Given task → Write out all lines holding the word "error".

Entries shown →
.....

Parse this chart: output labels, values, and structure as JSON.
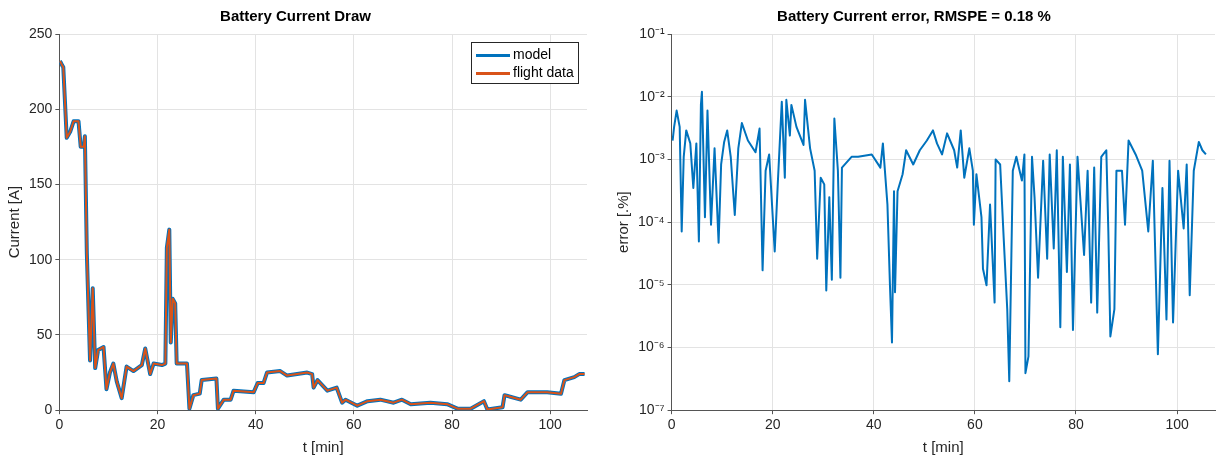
{
  "chart_data": [
    {
      "type": "line",
      "title": "Battery Current Draw",
      "xlabel": "t [min]",
      "ylabel": "Current [A]",
      "xlim": [
        0,
        107.5
      ],
      "xticks": [
        0,
        20,
        40,
        60,
        80,
        100
      ],
      "ylim": [
        0,
        250
      ],
      "yticks": [
        0,
        50,
        100,
        150,
        200,
        250
      ],
      "grid": true,
      "legend": "top right",
      "x": [
        0.1,
        0.3,
        0.6,
        0.8,
        1.5,
        2.2,
        2.9,
        3.9,
        4.35,
        5.0,
        5.2,
        5.6,
        6.25,
        6.8,
        7.3,
        7.9,
        9.0,
        9.6,
        10.3,
        11.0,
        11.7,
        12.7,
        13.7,
        15.1,
        16.8,
        17.5,
        18.5,
        19.2,
        20.9,
        21.6,
        21.9,
        22.4,
        22.7,
        23.1,
        23.6,
        23.9,
        26.0,
        26.5,
        27.3,
        28.6,
        29.0,
        32.0,
        32.3,
        33.5,
        34.9,
        35.5,
        39.6,
        40.4,
        41.6,
        42.3,
        45.0,
        46.4,
        50.5,
        51.5,
        51.8,
        52.6,
        54.6,
        56.5,
        57.6,
        58.3,
        60.7,
        62.8,
        65.4,
        68.1,
        69.8,
        71.6,
        75.6,
        79.0,
        81.1,
        83.8,
        86.5,
        87.2,
        90.3,
        90.7,
        94.0,
        95.4,
        98.1,
        99.4,
        102.2,
        102.9,
        104.9,
        105.9,
        107.0
      ],
      "series": [
        {
          "name": "model",
          "color": "#0072bd",
          "values": [
            232,
            231,
            229,
            228,
            181,
            185,
            192,
            192,
            175,
            175,
            182,
            104,
            33,
            81,
            28,
            40,
            42,
            14,
            25,
            31,
            19,
            8,
            29,
            26,
            30,
            41,
            24,
            31,
            30,
            31,
            108,
            120,
            45,
            74,
            71,
            31,
            31,
            1,
            10,
            11,
            20,
            21,
            1,
            7,
            7,
            13,
            12,
            18,
            18,
            25,
            26,
            23,
            25,
            24,
            15,
            20,
            13,
            15,
            5,
            7,
            3,
            6,
            7,
            5,
            7,
            4,
            5,
            4,
            1,
            1,
            6,
            0.5,
            2,
            10,
            7,
            12,
            12,
            12,
            11,
            20,
            22,
            24,
            24
          ]
        },
        {
          "name": "flight data",
          "color": "#d95319",
          "values": [
            232,
            231,
            229,
            228,
            181,
            185,
            192,
            192,
            175,
            175,
            182,
            104,
            33,
            81,
            28,
            40,
            42,
            14,
            25,
            31,
            19,
            8,
            29,
            26,
            30,
            41,
            24,
            31,
            30,
            31,
            108,
            120,
            45,
            74,
            71,
            31,
            31,
            1,
            10,
            11,
            20,
            21,
            1,
            7,
            7,
            13,
            12,
            18,
            18,
            25,
            26,
            23,
            25,
            24,
            15,
            20,
            13,
            15,
            5,
            7,
            3,
            6,
            7,
            5,
            7,
            4,
            5,
            4,
            1,
            1,
            6,
            0.5,
            2,
            10,
            7,
            12,
            12,
            12,
            11,
            20,
            22,
            24,
            24
          ]
        }
      ]
    },
    {
      "type": "line",
      "title": "Battery Current error, RMSPE = 0.18 %",
      "xlabel": "t [min]",
      "ylabel": "error [.%]",
      "log": "y",
      "xlim": [
        0,
        107.5
      ],
      "xticks": [
        0,
        20,
        40,
        60,
        80,
        100
      ],
      "ylim": [
        1e-07,
        0.1
      ],
      "yticks": [
        {
          "value": 1e-07,
          "label": "10⁻⁷"
        },
        {
          "value": 1e-06,
          "label": "10⁻⁶"
        },
        {
          "value": 1e-05,
          "label": "10⁻⁵"
        },
        {
          "value": 0.0001,
          "label": "10⁻⁴"
        },
        {
          "value": 0.001,
          "label": "10⁻³"
        },
        {
          "value": 0.01,
          "label": "10⁻²"
        },
        {
          "value": 0.1,
          "label": "10⁻¹"
        }
      ],
      "grid": true,
      "x": [
        0.2,
        0.5,
        1.0,
        1.6,
        2.0,
        2.4,
        2.9,
        3.7,
        4.3,
        4.9,
        5.4,
        5.8,
        6.0,
        6.6,
        7.1,
        7.8,
        8.5,
        9.3,
        9.8,
        10.4,
        11.0,
        11.7,
        12.5,
        13.2,
        13.9,
        15.1,
        16.6,
        17.4,
        18.0,
        18.6,
        19.3,
        20.4,
        21.0,
        21.8,
        22.4,
        22.7,
        23.4,
        23.7,
        24.7,
        26.1,
        26.4,
        27.4,
        28.3,
        28.8,
        29.5,
        30.2,
        30.6,
        31.2,
        31.7,
        32.2,
        32.9,
        33.4,
        33.7,
        35.6,
        36.9,
        39.6,
        41.3,
        41.8,
        42.7,
        43.2,
        43.6,
        44.0,
        44.2,
        44.7,
        45.7,
        46.4,
        47.8,
        49.1,
        50.5,
        51.7,
        52.5,
        53.5,
        54.5,
        55.9,
        56.5,
        57.2,
        57.9,
        58.9,
        59.6,
        59.8,
        60.3,
        61.3,
        61.6,
        62.3,
        63.0,
        63.9,
        64.1,
        65.0,
        65.7,
        66.4,
        66.8,
        67.5,
        68.2,
        69.3,
        69.8,
        70.0,
        70.6,
        71.3,
        71.8,
        72.5,
        73.5,
        74.3,
        74.8,
        75.6,
        76.2,
        76.9,
        77.4,
        78.2,
        78.8,
        79.4,
        80.3,
        81.6,
        82.3,
        83.0,
        83.6,
        84.2,
        85.0,
        86.0,
        86.4,
        86.8,
        87.6,
        88.0,
        89.1,
        89.7,
        90.4,
        91.8,
        93.1,
        94.3,
        95.2,
        96.2,
        97.1,
        97.9,
        98.5,
        99.2,
        100.2,
        101.3,
        101.9,
        102.5,
        103.3,
        104.3,
        105.0,
        105.7
      ],
      "series": [
        {
          "color": "#0072bd",
          "values": [
            0.002,
            0.0033,
            0.006,
            0.0033,
            7.1e-05,
            0.0011,
            0.0029,
            0.0018,
            0.00035,
            0.0018,
            4.9e-05,
            0.0074,
            0.012,
            0.00012,
            0.006,
            9.1e-05,
            0.0015,
            4.7e-05,
            0.00083,
            0.0019,
            0.0029,
            0.0011,
            0.00013,
            0.0015,
            0.0038,
            0.002,
            0.0013,
            0.0031,
            1.7e-05,
            0.00066,
            0.0012,
            3.4e-05,
            0.0004,
            0.0083,
            0.00051,
            0.0089,
            0.0024,
            0.0074,
            0.0033,
            0.0017,
            0.0089,
            0.0015,
            0.00066,
            2.6e-05,
            0.00051,
            0.0004,
            8.1e-06,
            0.00025,
            1.2e-05,
            0.0045,
            0.00066,
            1.3e-05,
            0.00074,
            0.0011,
            0.0011,
            0.0012,
            0.00074,
            0.0018,
            0.00019,
            9.8e-06,
            1.2e-06,
            0.00031,
            7.6e-06,
            0.00031,
            0.00058,
            0.0014,
            0.00083,
            0.0014,
            0.002,
            0.0029,
            0.0018,
            0.0012,
            0.0026,
            0.0014,
            0.00074,
            0.0029,
            0.00051,
            0.0015,
            0.00066,
            9.1e-05,
            0.00058,
            0.00012,
            1.8e-05,
            9.8e-06,
            0.00019,
            5.2e-06,
            0.001,
            0.00083,
            5.5e-05,
            4.1e-06,
            2.9e-07,
            0.00066,
            0.0011,
            0.00046,
            0.0012,
            3.9e-07,
            7.2e-07,
            0.0011,
            0.00025,
            1.3e-05,
            0.00095,
            2.6e-05,
            0.0012,
            3.8e-05,
            0.0014,
            2.1e-06,
            0.0011,
            1.6e-05,
            0.00083,
            1.9e-06,
            0.0011,
            3e-05,
            0.00066,
            5.2e-06,
            0.00074,
            3.6e-06,
            0.0011,
            0.0014,
            7.1e-05,
            1.5e-06,
            4.1e-06,
            0.00066,
            0.00066,
            9.1e-05,
            0.002,
            0.0012,
            0.00066,
            7.1e-05,
            0.00095,
            7.8e-07,
            0.00035,
            2.8e-06,
            0.00095,
            2.5e-06,
            0.00066,
            7.9e-05,
            0.00083,
            6.8e-06,
            0.00066,
            0.0019,
            0.0014,
            0.0012
          ]
        }
      ]
    }
  ]
}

.....

Reply to the exercise →
      "title": "Battery Current error, RMSPE = 0.18 %",
      "ylabel": "error [.%]",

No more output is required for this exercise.